[PEDIDO ESCRITO]
De acordo com a análise do jogo Emio, quantas vítimas o homem sorridente fez antes de cair no esquecimento?

[TEXTO FORNECIDO]

Análise: Emio - The Smiling Man: Famicom Detective Club é um dos melhores títulos de suspense no Switch

Mesmo que a jogabilidade não seja o atrativo do jogo, a trama surpreende ao trazer um mistério que vai além das aparências.

em 04/09/2024

Se Emio - The Smiling Man: Famicom Detective Club é uma revitalização da adormecida duologia ou um prelúdio para a sua expansão, eu não sei dizer, porém posso afirmar que tudo o que especulei a respeito deste título, mesmo depois de jogar a demo, foi por água abaixo. E Yoshio Sakamoto tinha razão: esta é uma história visceral e que merece ser investigada a fundo.

O ressurgimento de uma lenda urbana perturbadora

Antes dos acontecimentos do jogo, mais precisamente há 18 anos, uma lenda urbana assolava a cidade de Koufuku: um homem com um saco de papel em sua cabeça via em garotas tristes suas vítimas, estrangulando-as até a morte e cobrindo suas cabeças com um saco de papel. Esse assassino em série ficou conhecido como Emio, o homem sorridente, pois a “máscara” que ele usava possuía um sinistro sorriso desenhado — algo que ele fazia questão de “repassar” às garotas que assassinava. 

Antes de cair no completo esquecimento, Emio fez três vítimas, todas elas jovens entre 15 e 17 anos. Os motivos para os assassinatos nunca foram explicados e o caso do homem sorridente jamais chegou a uma resolução, sendo arquivado pela polícia quando o principal suspeito desapareceu.


Sendo assim, a morte de Eisuke Sasaki, um garoto de 15 anos, trouxe de volta a existência dessa lenda urbana de quase duas décadas atrás. O estudante foi encontrado morto próximo a uma estação de bombeamento de água, mas o que mais chamou a atenção foi o estado do corpo: não apenas ele foi vítima de estrangulamento, como também vestia um saco de papel com um sinistro sorriso desenhado.

[LINHAS DE DADOS]
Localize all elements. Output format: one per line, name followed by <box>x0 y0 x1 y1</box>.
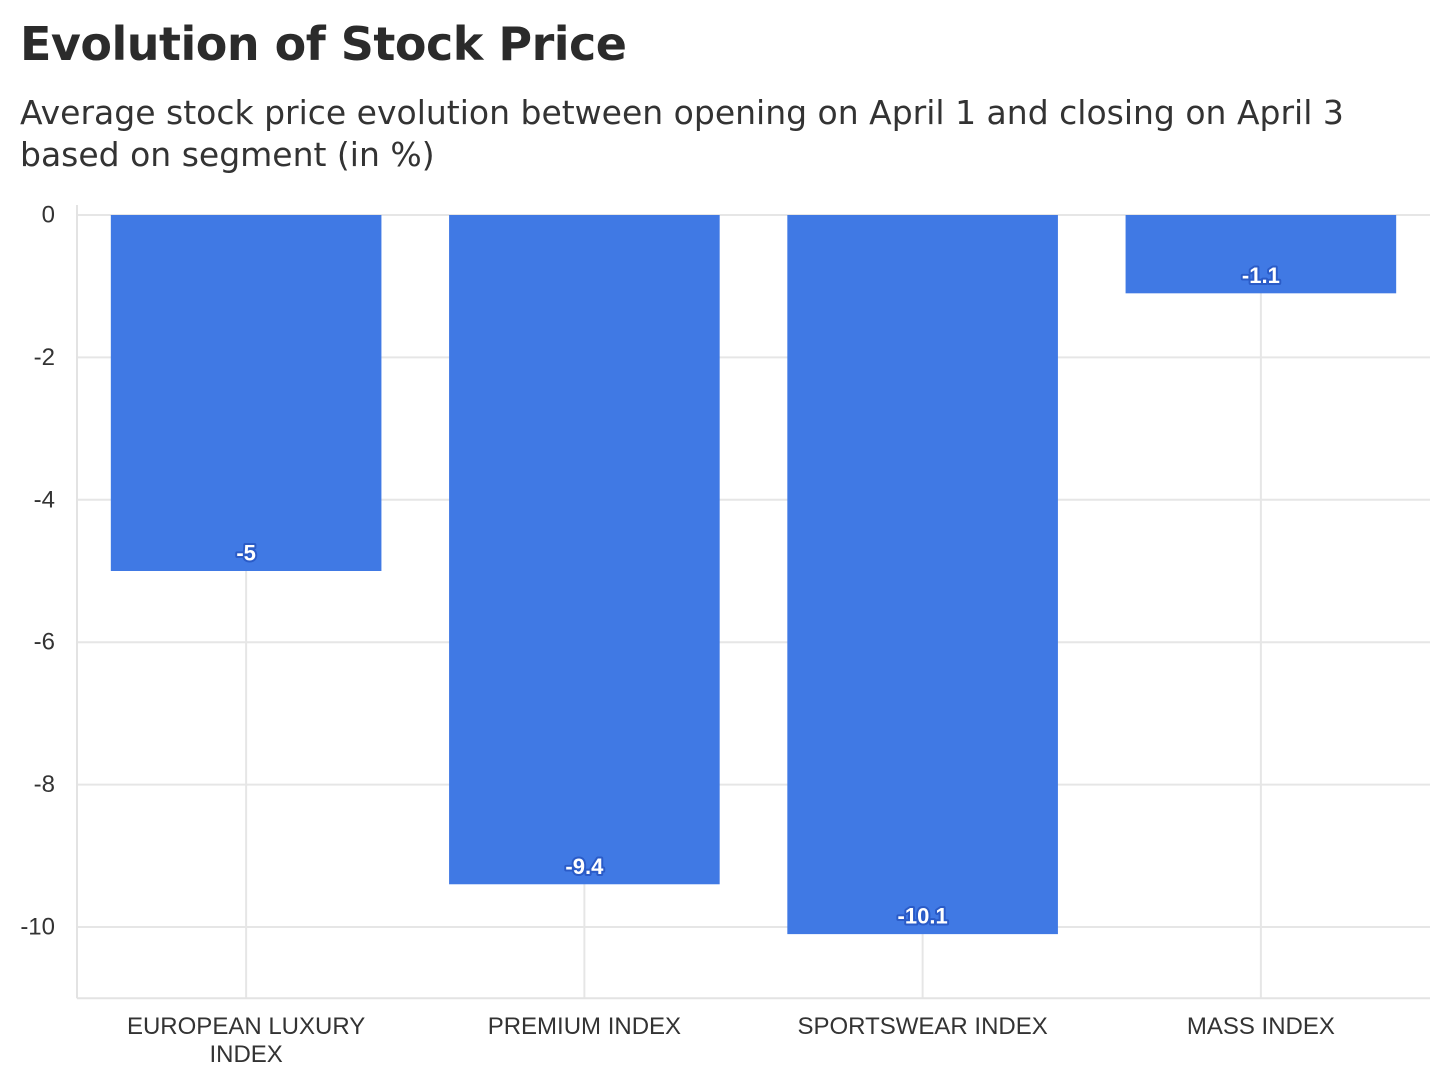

[SOLUÇÃO DA TAREFA]
Ele fez três vítimas.